EXERCISE DIRECTIONS:
Find each line with the string "marquee" and copy it.

LISTED RECORDS:
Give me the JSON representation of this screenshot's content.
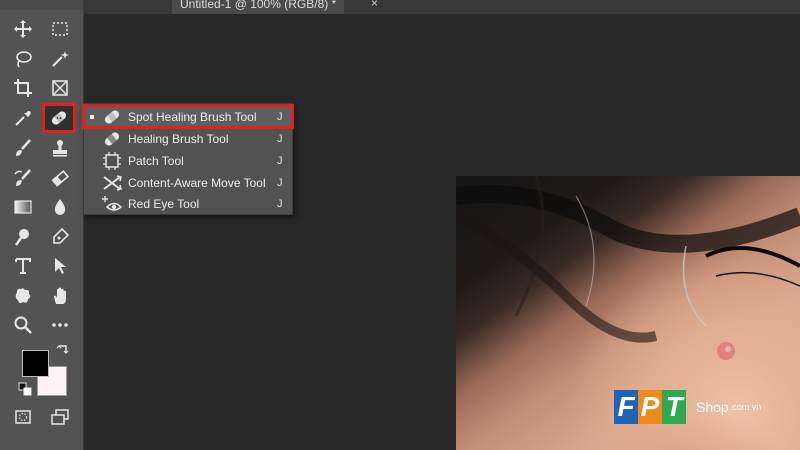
{
  "document": {
    "tab_title": "Untitled-1 @ 100% (RGB/8) *",
    "close_label": "×"
  },
  "toolbar": {
    "tools": [
      {
        "id": "move",
        "icon": "move-icon"
      },
      {
        "id": "marquee",
        "icon": "rectangular-marquee-icon"
      },
      {
        "id": "lasso",
        "icon": "lasso-icon"
      },
      {
        "id": "magic-wand",
        "icon": "magic-wand-icon"
      },
      {
        "id": "crop",
        "icon": "crop-icon"
      },
      {
        "id": "frame",
        "icon": "frame-icon"
      },
      {
        "id": "eyedropper",
        "icon": "eyedropper-icon"
      },
      {
        "id": "spot-healing",
        "icon": "bandage-icon",
        "active": true
      },
      {
        "id": "brush",
        "icon": "brush-icon"
      },
      {
        "id": "clone-stamp",
        "icon": "stamp-icon"
      },
      {
        "id": "history-brush",
        "icon": "history-brush-icon"
      },
      {
        "id": "eraser",
        "icon": "eraser-icon"
      },
      {
        "id": "gradient",
        "icon": "gradient-icon"
      },
      {
        "id": "blur",
        "icon": "drop-icon"
      },
      {
        "id": "dodge",
        "icon": "dodge-icon"
      },
      {
        "id": "pen",
        "icon": "pen-icon"
      },
      {
        "id": "type",
        "icon": "type-icon"
      },
      {
        "id": "path-selection",
        "icon": "arrow-icon"
      },
      {
        "id": "shape",
        "icon": "custom-shape-icon"
      },
      {
        "id": "hand",
        "icon": "hand-icon"
      },
      {
        "id": "zoom",
        "icon": "zoom-icon"
      },
      {
        "id": "more",
        "icon": "more-icon"
      }
    ],
    "foreground_color": "#000000",
    "background_color": "#fff2f6"
  },
  "menu": {
    "items": [
      {
        "label": "Spot Healing Brush Tool",
        "shortcut": "J",
        "icon": "bandage-icon",
        "selected": true
      },
      {
        "label": "Healing Brush Tool",
        "shortcut": "J",
        "icon": "healing-brush-icon"
      },
      {
        "label": "Patch Tool",
        "shortcut": "J",
        "icon": "patch-icon"
      },
      {
        "label": "Content-Aware Move Tool",
        "shortcut": "J",
        "icon": "content-aware-move-icon"
      },
      {
        "label": "Red Eye Tool",
        "shortcut": "J",
        "icon": "red-eye-icon"
      }
    ]
  },
  "watermark": {
    "letters": [
      "F",
      "P",
      "T"
    ],
    "shop": "Shop",
    "domain": ".com.vn"
  }
}
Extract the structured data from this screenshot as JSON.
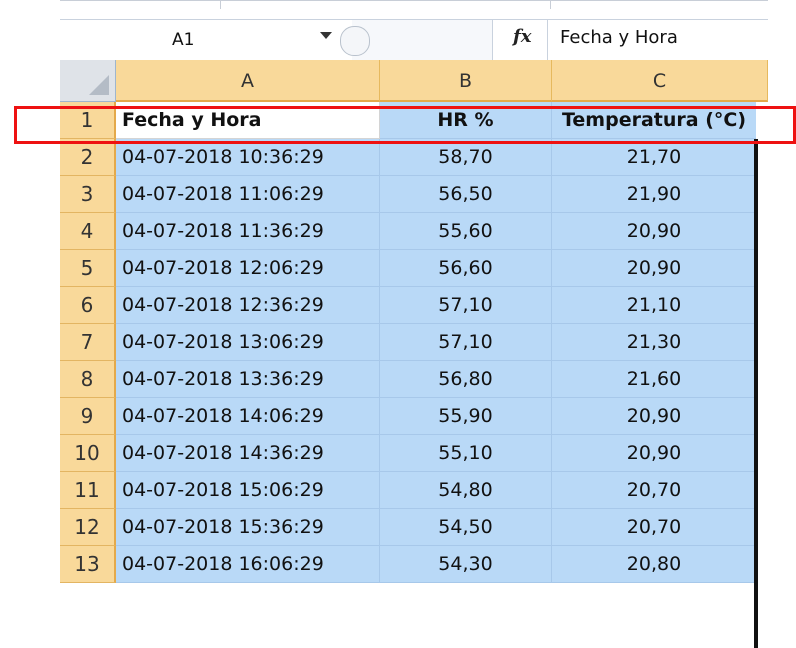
{
  "formula_bar": {
    "name_box": "A1",
    "fx_icon": "function-icon",
    "formula": "Fecha y Hora"
  },
  "columns": [
    "A",
    "B",
    "C"
  ],
  "header_row": {
    "row_number": "1",
    "cells": [
      "Fecha y Hora",
      "HR %",
      "Temperatura (°C)"
    ]
  },
  "rows": [
    {
      "row": "2",
      "fecha": "04-07-2018 10:36:29",
      "hr": "58,70",
      "temp": "21,70"
    },
    {
      "row": "3",
      "fecha": "04-07-2018 11:06:29",
      "hr": "56,50",
      "temp": "21,90"
    },
    {
      "row": "4",
      "fecha": "04-07-2018 11:36:29",
      "hr": "55,60",
      "temp": "20,90"
    },
    {
      "row": "5",
      "fecha": "04-07-2018 12:06:29",
      "hr": "56,60",
      "temp": "20,90"
    },
    {
      "row": "6",
      "fecha": "04-07-2018 12:36:29",
      "hr": "57,10",
      "temp": "21,10"
    },
    {
      "row": "7",
      "fecha": "04-07-2018 13:06:29",
      "hr": "57,10",
      "temp": "21,30"
    },
    {
      "row": "8",
      "fecha": "04-07-2018 13:36:29",
      "hr": "56,80",
      "temp": "21,60"
    },
    {
      "row": "9",
      "fecha": "04-07-2018 14:06:29",
      "hr": "55,90",
      "temp": "20,90"
    },
    {
      "row": "10",
      "fecha": "04-07-2018 14:36:29",
      "hr": "55,10",
      "temp": "20,90"
    },
    {
      "row": "11",
      "fecha": "04-07-2018 15:06:29",
      "hr": "54,80",
      "temp": "20,70"
    },
    {
      "row": "12",
      "fecha": "04-07-2018 15:36:29",
      "hr": "54,50",
      "temp": "20,70"
    },
    {
      "row": "13",
      "fecha": "04-07-2018 16:06:29",
      "hr": "54,30",
      "temp": "20,80"
    }
  ],
  "colors": {
    "header_fill": "#f9d99a",
    "selection_fill": "#b9d9f7",
    "highlight_border": "#ee1111"
  }
}
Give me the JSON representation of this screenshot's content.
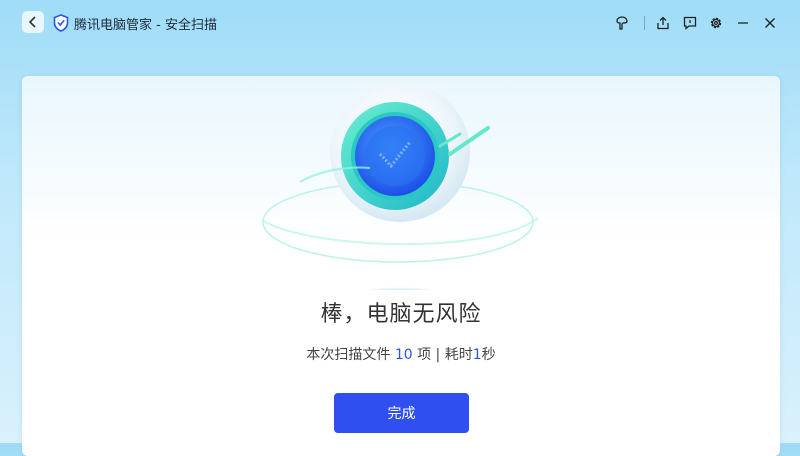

ANSWER TO THIS PROBLEM:
        "id": "marquee",
        "icon": "rectangular-marquee-icon"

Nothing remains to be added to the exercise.